Go through the material and pull out every line with the string "from" in it.
**** TASK INPUTS ****
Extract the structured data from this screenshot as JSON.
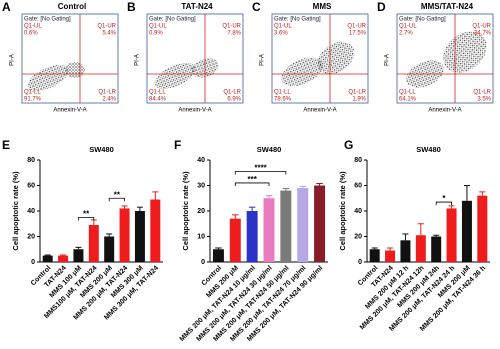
{
  "panels": [
    {
      "letter": "A",
      "title": "Control",
      "gate": "Gate: [No Gating]",
      "ylabel": "PI-A",
      "xlabel": "Annexin-V-A",
      "ul_name": "Q1-UL",
      "ul": "0.6%",
      "ur_name": "Q1-UR",
      "ur": "5.4%",
      "ll_name": "Q1-LL",
      "ll": "91.7%",
      "lr_name": "Q1-LR",
      "lr": "2.4%"
    },
    {
      "letter": "B",
      "title": "TAT-N24",
      "gate": "Gate: [No Gating]",
      "ylabel": "PI-A",
      "xlabel": "Annexin-V-A",
      "ul_name": "Q1-UL",
      "ul": "0.9%",
      "ur_name": "Q1-UR",
      "ur": "7.8%",
      "ll_name": "Q1-LL",
      "ll": "84.4%",
      "lr_name": "Q1-LR",
      "lr": "6.9%"
    },
    {
      "letter": "C",
      "title": "MMS",
      "gate": "Gate: [No Gating]",
      "ylabel": "PI-A",
      "xlabel": "Annexin-V-A",
      "ul_name": "Q1-UL",
      "ul": "3.6%",
      "ur_name": "Q1-UR",
      "ur": "17.5%",
      "ll_name": "Q1-LL",
      "ll": "78.6%",
      "lr_name": "Q1-LR",
      "lr": "1.9%"
    },
    {
      "letter": "D",
      "title": "MMS/TAT-N24",
      "gate": "Gate: [No Gating]",
      "ylabel": "PI-A",
      "xlabel": "Annexin-V-A",
      "ul_name": "Q1-UL",
      "ul": "2.7%",
      "ur_name": "Q1-UR",
      "ur": "34.7%",
      "ll_name": "Q1-LL",
      "ll": "64.1%",
      "lr_name": "Q1-LR",
      "lr": "3.5%"
    }
  ],
  "chart_data": [
    {
      "type": "bar",
      "letter": "E",
      "title": "SW480",
      "y_label": "Cell apoptotic rate (%)",
      "categories": [
        "Control",
        "TAT-N24",
        "MMS 100 μM",
        "MMS100 μM, TAT-N24",
        "MMS 200 μM",
        "MMS 200 μM, TAT-N24",
        "MMS 300 μM",
        "MMS 300 μM, TAT-N24"
      ],
      "values": [
        5,
        5,
        10,
        29,
        20,
        42,
        40,
        49
      ],
      "errors": [
        0.5,
        0.5,
        1.5,
        4,
        2,
        2,
        3,
        6
      ],
      "colors": [
        "#111111",
        "#ee1c1c",
        "#111111",
        "#ee1c1c",
        "#111111",
        "#ee1c1c",
        "#111111",
        "#ee1c1c"
      ],
      "ylim": [
        0,
        80
      ],
      "yticks": [
        0,
        20,
        40,
        60,
        80
      ],
      "annotations": [
        "**",
        "**"
      ]
    },
    {
      "type": "bar",
      "letter": "F",
      "title": "SW480",
      "y_label": "Cell apoptotic rate (%)",
      "categories": [
        "Control",
        "MMS 200 μM",
        "MMS 200 μM, TAT-N24 10 μg/ml",
        "MMS 200 μM, TAT-N24 30 μg/ml",
        "MMS 200 μM, TAT-N24 50 μg/ml",
        "MMS 200 μM, TAT-N24 70 μg/ml",
        "MMS 200 μM, TAT-N24 90 μg/ml"
      ],
      "values": [
        5,
        17,
        20,
        25,
        28,
        29,
        30
      ],
      "errors": [
        0.5,
        1.5,
        1.5,
        1,
        0.8,
        0.6,
        0.8
      ],
      "colors": [
        "#111111",
        "#ee1c1c",
        "#2a35c8",
        "#e97bbf",
        "#7a7a7a",
        "#b6a7e6",
        "#8a1c2a"
      ],
      "ylim": [
        0,
        40
      ],
      "yticks": [
        0,
        10,
        20,
        30,
        40
      ],
      "annotations": [
        "***",
        "****"
      ]
    },
    {
      "type": "bar",
      "letter": "G",
      "title": "SW480",
      "y_label": "Cell apoptotic rate (%)",
      "categories": [
        "Control",
        "TAT-N24",
        "MMS 200 μM 12 h",
        "MMS 200 μM, TAT-N24 12h",
        "MMS 200 μM 24h",
        "MMS 200 μM, TAT-N24 24 h",
        "MMS 200 μM",
        "MMS 200 μM, TAT-N24 36 h"
      ],
      "values": [
        10,
        9,
        17,
        21,
        20,
        42,
        48,
        52
      ],
      "errors": [
        1,
        2,
        5,
        9,
        1,
        2,
        12,
        3
      ],
      "colors": [
        "#111111",
        "#ee1c1c",
        "#111111",
        "#ee1c1c",
        "#111111",
        "#ee1c1c",
        "#111111",
        "#ee1c1c"
      ],
      "ylim": [
        0,
        80
      ],
      "yticks": [
        0,
        20,
        40,
        60,
        80
      ],
      "annotations": [
        "*"
      ]
    }
  ]
}
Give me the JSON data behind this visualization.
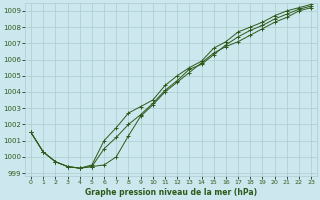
{
  "xlabel": "Graphe pression niveau de la mer (hPa)",
  "bg_color": "#cce8ee",
  "grid_color": "#aacccc",
  "line_color": "#2d5a1b",
  "xlim": [
    -0.5,
    23.5
  ],
  "ylim": [
    998.8,
    1009.5
  ],
  "yticks": [
    999,
    1000,
    1001,
    1002,
    1003,
    1004,
    1005,
    1006,
    1007,
    1008,
    1009
  ],
  "xticks": [
    0,
    1,
    2,
    3,
    4,
    5,
    6,
    7,
    8,
    9,
    10,
    11,
    12,
    13,
    14,
    15,
    16,
    17,
    18,
    19,
    20,
    21,
    22,
    23
  ],
  "series": [
    [
      1001.5,
      1000.3,
      999.7,
      999.4,
      999.3,
      999.4,
      999.5,
      1000.0,
      1001.3,
      1002.5,
      1003.2,
      1004.0,
      1004.6,
      1005.2,
      1005.8,
      1006.4,
      1006.8,
      1007.1,
      1007.5,
      1007.9,
      1008.3,
      1008.6,
      1009.0,
      1009.2
    ],
    [
      1001.5,
      1000.3,
      999.7,
      999.4,
      999.3,
      999.4,
      1000.5,
      1001.2,
      1002.0,
      1002.6,
      1003.3,
      1004.1,
      1004.7,
      1005.4,
      1005.7,
      1006.3,
      1006.9,
      1007.4,
      1007.8,
      1008.1,
      1008.5,
      1008.8,
      1009.1,
      1009.3
    ],
    [
      1001.5,
      1000.3,
      999.7,
      999.4,
      999.3,
      999.5,
      1001.0,
      1001.8,
      1002.7,
      1003.1,
      1003.5,
      1004.4,
      1005.0,
      1005.5,
      1005.9,
      1006.7,
      1007.1,
      1007.7,
      1008.0,
      1008.3,
      1008.7,
      1009.0,
      1009.2,
      1009.4
    ]
  ]
}
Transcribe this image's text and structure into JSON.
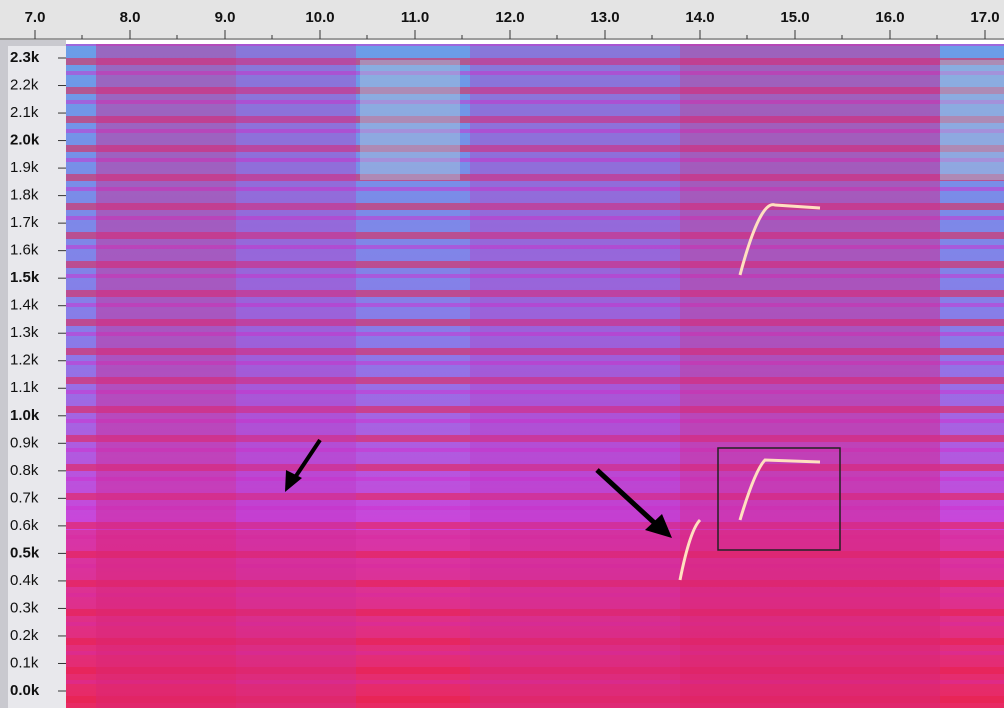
{
  "time_ruler": {
    "labels": [
      "7.0",
      "8.0",
      "9.0",
      "10.0",
      "11.0",
      "12.0",
      "13.0",
      "14.0",
      "15.0",
      "16.0",
      "17.0"
    ]
  },
  "frequency_axis": {
    "labels": [
      "2.3k",
      "2.2k",
      "2.1k",
      "2.0k",
      "1.9k",
      "1.8k",
      "1.7k",
      "1.6k",
      "1.5k",
      "1.4k",
      "1.3k",
      "1.2k",
      "1.1k",
      "1.0k",
      "0.9k",
      "0.8k",
      "0.7k",
      "0.6k",
      "0.5k",
      "0.4k",
      "0.3k",
      "0.2k",
      "0.1k",
      "0.0k"
    ]
  }
}
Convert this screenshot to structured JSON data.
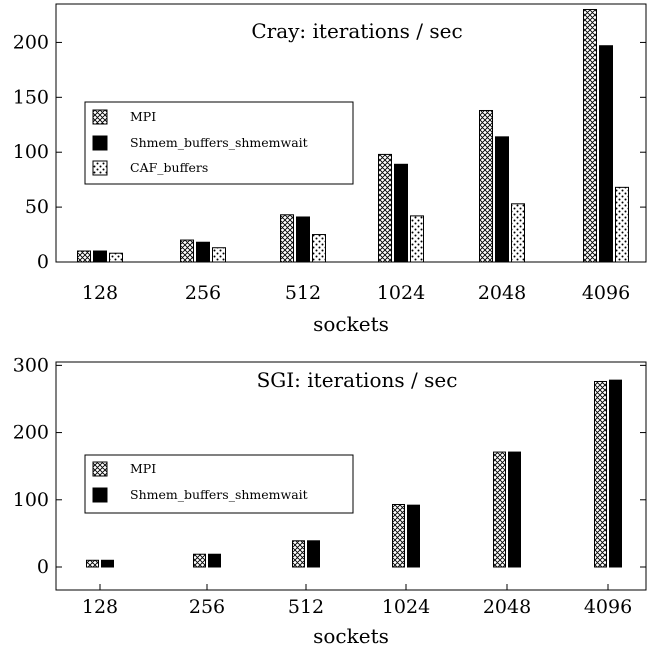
{
  "chart_data": [
    {
      "type": "bar",
      "title": "Cray: iterations / sec",
      "xlabel": "sockets",
      "ylabel": "",
      "categories": [
        "128",
        "256",
        "512",
        "1024",
        "2048",
        "4096"
      ],
      "series": [
        {
          "name": "MPI",
          "pattern": "crosshatch",
          "values": [
            10,
            20,
            43,
            98,
            138,
            230
          ]
        },
        {
          "name": "Shmem_buffers_shmemwait",
          "pattern": "solid",
          "values": [
            10,
            18,
            41,
            89,
            114,
            197
          ]
        },
        {
          "name": "CAF_buffers",
          "pattern": "dots",
          "values": [
            8,
            13,
            25,
            42,
            53,
            68
          ]
        }
      ],
      "ylim": [
        0,
        235
      ],
      "yticks": [
        0,
        50,
        100,
        150,
        200
      ],
      "legend_position": "center-left",
      "grid": false
    },
    {
      "type": "bar",
      "title": "SGI: iterations / sec",
      "xlabel": "sockets",
      "ylabel": "",
      "categories": [
        "128",
        "256",
        "512",
        "1024",
        "2048",
        "4096"
      ],
      "series": [
        {
          "name": "MPI",
          "pattern": "crosshatch",
          "values": [
            10,
            19,
            39,
            93,
            171,
            276
          ]
        },
        {
          "name": "Shmem_buffers_shmemwait",
          "pattern": "solid",
          "values": [
            10,
            19,
            39,
            92,
            171,
            278
          ]
        }
      ],
      "ylim": [
        -12,
        305
      ],
      "yticks": [
        0,
        100,
        200,
        300
      ],
      "legend_position": "center-left",
      "grid": false
    }
  ]
}
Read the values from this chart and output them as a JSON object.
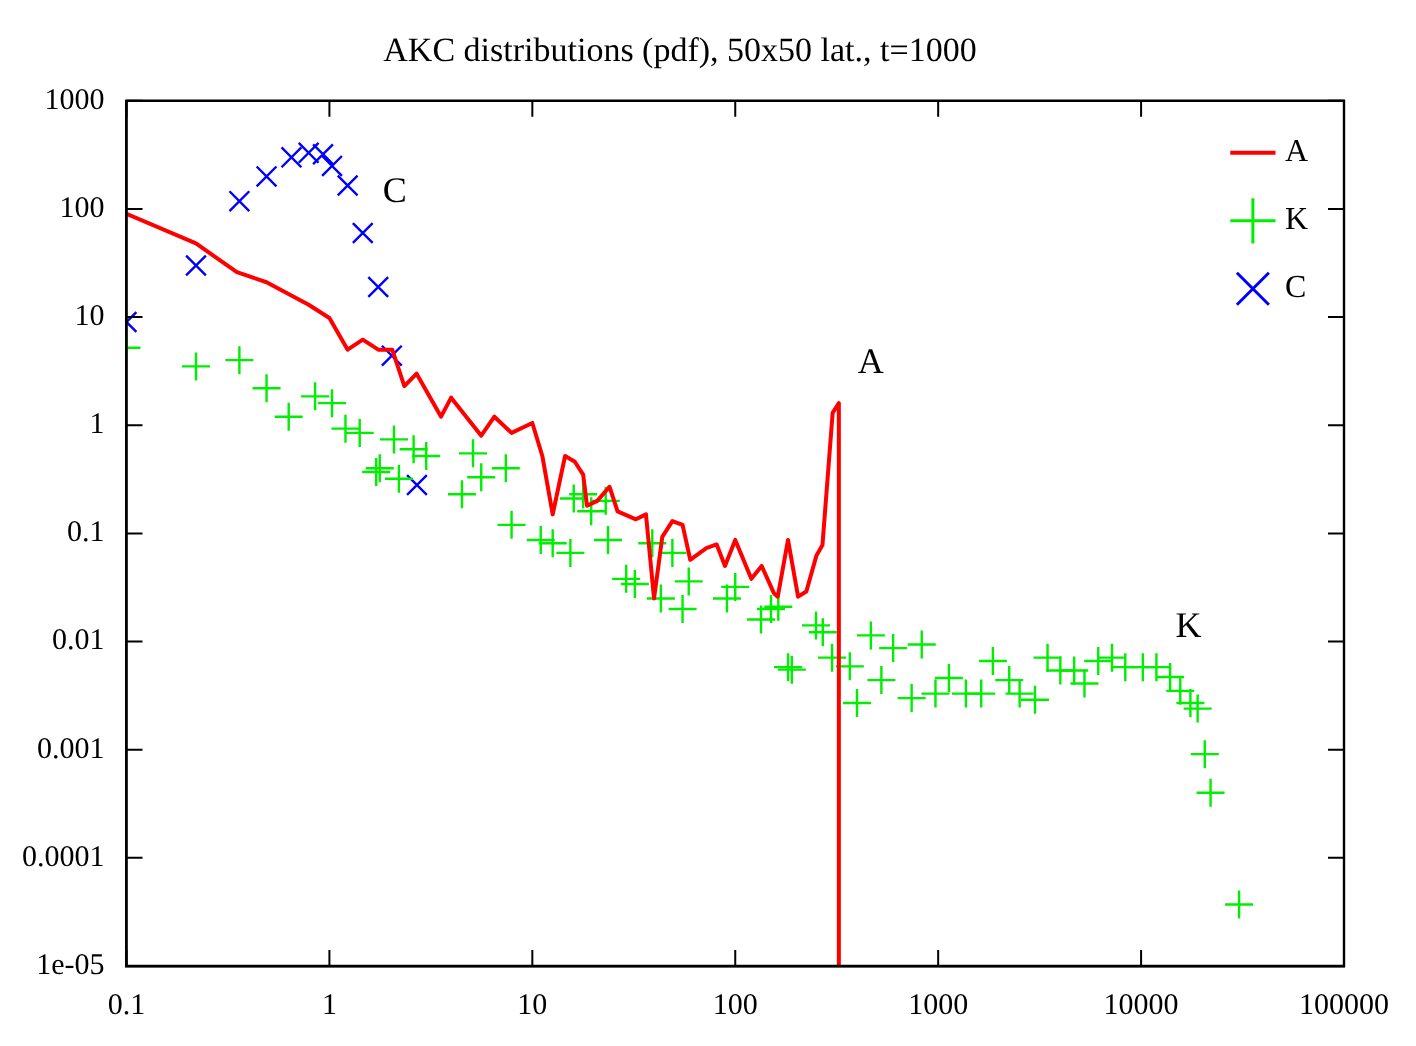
****
--- EXPECTED ANSWER ---
Extract the structured data from this screenshot as JSON.
Read the values from this chart and output them as a JSON object.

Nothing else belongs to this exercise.